**Excerpt provided:**
After the installation of the military dictatorship called the Argentine Revolution, Karakachoff clearly broke with conservative ideas that held the ideas of Ricardo Balbín (so-called balbinismo) within radicalism, creating the MAP (Movement of Popular Affirmation), related to the socialist group MAP (Argentine Popular Action Movement) which was simultaneously founded by Guillermo Estévez Boero. The group would be the basis of the daily paper and political organ "En Lucha", (Infight) to which Federico Storani was also associated where he wrote opinion pieces that profoundly influenced the generation of '70 highlighting the dependent structure of Argentina and the need for new strategies and policies to drive change through non-violent and democratic means.

Karakachoff had been a member of the Unión Civica Radical since he was young and in 1968 was a member of the National Coordinating Board and the Movement for Renewal and Change in 1972/1973, led by Raúl Alfonsín.

**Dataset entries:**

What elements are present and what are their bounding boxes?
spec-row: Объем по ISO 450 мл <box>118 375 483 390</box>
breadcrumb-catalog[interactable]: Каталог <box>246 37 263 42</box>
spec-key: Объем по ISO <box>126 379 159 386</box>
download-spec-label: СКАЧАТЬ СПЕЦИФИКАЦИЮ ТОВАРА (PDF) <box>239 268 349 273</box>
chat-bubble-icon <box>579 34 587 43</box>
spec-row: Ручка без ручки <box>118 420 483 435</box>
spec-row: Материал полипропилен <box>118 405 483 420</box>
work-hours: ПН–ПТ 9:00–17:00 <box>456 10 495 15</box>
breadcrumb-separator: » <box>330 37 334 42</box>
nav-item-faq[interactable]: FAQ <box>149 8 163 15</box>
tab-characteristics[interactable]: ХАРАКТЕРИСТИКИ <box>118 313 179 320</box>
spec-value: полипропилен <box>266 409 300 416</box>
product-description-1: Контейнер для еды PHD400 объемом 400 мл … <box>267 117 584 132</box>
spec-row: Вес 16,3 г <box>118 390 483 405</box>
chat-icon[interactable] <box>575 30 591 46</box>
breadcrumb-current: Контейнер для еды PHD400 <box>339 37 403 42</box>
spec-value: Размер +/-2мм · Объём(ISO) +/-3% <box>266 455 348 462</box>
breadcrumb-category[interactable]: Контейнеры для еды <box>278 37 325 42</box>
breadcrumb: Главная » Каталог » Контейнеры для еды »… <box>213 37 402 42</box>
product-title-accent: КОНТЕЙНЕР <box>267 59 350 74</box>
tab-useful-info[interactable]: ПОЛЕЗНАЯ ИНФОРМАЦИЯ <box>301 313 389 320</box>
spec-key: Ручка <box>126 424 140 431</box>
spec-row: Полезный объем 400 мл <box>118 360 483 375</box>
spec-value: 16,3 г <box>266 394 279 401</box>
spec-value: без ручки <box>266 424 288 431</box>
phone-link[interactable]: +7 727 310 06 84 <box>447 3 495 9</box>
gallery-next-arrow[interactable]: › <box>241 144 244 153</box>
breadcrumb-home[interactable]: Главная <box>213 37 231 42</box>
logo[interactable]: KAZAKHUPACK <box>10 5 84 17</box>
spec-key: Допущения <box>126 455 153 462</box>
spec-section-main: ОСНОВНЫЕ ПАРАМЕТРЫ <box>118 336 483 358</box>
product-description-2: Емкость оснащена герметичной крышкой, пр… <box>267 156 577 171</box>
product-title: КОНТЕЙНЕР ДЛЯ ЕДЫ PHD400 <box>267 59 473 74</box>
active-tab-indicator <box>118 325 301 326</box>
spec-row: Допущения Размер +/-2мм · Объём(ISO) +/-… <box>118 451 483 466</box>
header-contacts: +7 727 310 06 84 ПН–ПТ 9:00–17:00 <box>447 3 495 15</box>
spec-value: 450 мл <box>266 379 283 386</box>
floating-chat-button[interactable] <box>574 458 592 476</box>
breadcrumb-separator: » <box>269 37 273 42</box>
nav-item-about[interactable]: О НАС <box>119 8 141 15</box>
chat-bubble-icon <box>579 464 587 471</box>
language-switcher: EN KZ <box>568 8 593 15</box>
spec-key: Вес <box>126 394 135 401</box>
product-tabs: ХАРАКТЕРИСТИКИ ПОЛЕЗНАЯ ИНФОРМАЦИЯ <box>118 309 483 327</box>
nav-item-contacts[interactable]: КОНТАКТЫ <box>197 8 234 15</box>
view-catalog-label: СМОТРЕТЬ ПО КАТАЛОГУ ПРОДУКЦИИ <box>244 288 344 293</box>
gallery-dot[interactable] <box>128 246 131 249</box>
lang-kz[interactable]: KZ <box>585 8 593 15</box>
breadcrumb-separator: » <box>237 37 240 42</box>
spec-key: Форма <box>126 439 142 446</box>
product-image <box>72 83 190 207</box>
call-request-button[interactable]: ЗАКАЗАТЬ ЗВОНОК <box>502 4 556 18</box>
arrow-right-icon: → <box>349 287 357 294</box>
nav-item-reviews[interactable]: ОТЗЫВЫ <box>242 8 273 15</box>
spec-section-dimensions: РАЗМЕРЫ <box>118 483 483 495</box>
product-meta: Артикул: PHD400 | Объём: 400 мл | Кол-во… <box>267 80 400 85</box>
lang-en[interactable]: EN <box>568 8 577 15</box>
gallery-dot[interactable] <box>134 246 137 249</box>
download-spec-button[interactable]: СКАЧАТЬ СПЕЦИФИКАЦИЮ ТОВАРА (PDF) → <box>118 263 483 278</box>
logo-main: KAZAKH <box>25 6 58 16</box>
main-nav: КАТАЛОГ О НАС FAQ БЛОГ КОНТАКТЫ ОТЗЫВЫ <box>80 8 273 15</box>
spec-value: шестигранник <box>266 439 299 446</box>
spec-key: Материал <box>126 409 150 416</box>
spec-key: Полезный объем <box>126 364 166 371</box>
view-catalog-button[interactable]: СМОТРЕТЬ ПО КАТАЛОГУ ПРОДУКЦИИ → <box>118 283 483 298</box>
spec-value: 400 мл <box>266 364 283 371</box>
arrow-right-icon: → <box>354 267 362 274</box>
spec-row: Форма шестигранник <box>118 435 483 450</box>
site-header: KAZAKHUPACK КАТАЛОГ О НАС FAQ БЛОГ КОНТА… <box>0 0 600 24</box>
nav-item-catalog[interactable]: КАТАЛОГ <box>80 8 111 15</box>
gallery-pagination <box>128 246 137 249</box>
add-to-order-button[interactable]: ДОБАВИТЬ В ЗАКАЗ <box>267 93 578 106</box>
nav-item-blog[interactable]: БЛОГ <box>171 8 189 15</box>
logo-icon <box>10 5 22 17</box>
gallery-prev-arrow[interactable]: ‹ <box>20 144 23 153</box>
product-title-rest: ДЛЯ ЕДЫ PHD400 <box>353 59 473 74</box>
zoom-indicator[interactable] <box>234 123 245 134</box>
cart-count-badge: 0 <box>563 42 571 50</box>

**Assignment 1:** In the passage about Karakachoff, return everything from "Karakachoff had been" down to "by Raúl Alfonsín.".
**Assignment 2:** According to the passage about Karakachoff, who led the Movement for Renewal and Change in 1972/1973?
**Assignment 3:** Extend the passage about Karakachoff, picking up after its final sentence.

**Task output 1:**
Karakachoff had been a member of the Unión Civica Radical since he was young and in 1968 was a member of the National Coordinating Board and the Movement for Renewal and Change in 1972/1973, led by Raúl Alfonsín.

**Task output 2:** Raúl Alfonsín

**Task output 3:**
In 1972, at the UCR National Convention he was one of the drafters of the Electoral Platform of UCR 1972, of advanced socio-democratic inspiration together with German Lopez, Roque Carranza, Bernardo Grinspun and others. In 1973 he ran for National Deputy. In 1975, he proposed the need to fundamentally reform the UCR to transform it into a political party deeply rooted in the working class. In 1975, he joined the Permanent Assembly for Human Rights (APDH) where he became involved presenting hundreds of writs of habeas corpus on behalf of the detained and disappeared, that ran into thousands, from the actions of the 1976 military coup.

On September 10, 1976, Sergio Karakachoff was kidnapped by a paramilitary group along with his friend and partner, Domingo Teruggi. Their tortured bodies appeared on September 11, on the roadside in an area called Magdalena on the outskirts of the city of La Plata. Days earlier he had denounced the violence of the military junta in an article titled "Acerca de la violencia" ("About Violence").

==Memorial==
The library of the Rafael Hernández National College in the city of La Plata bears his name.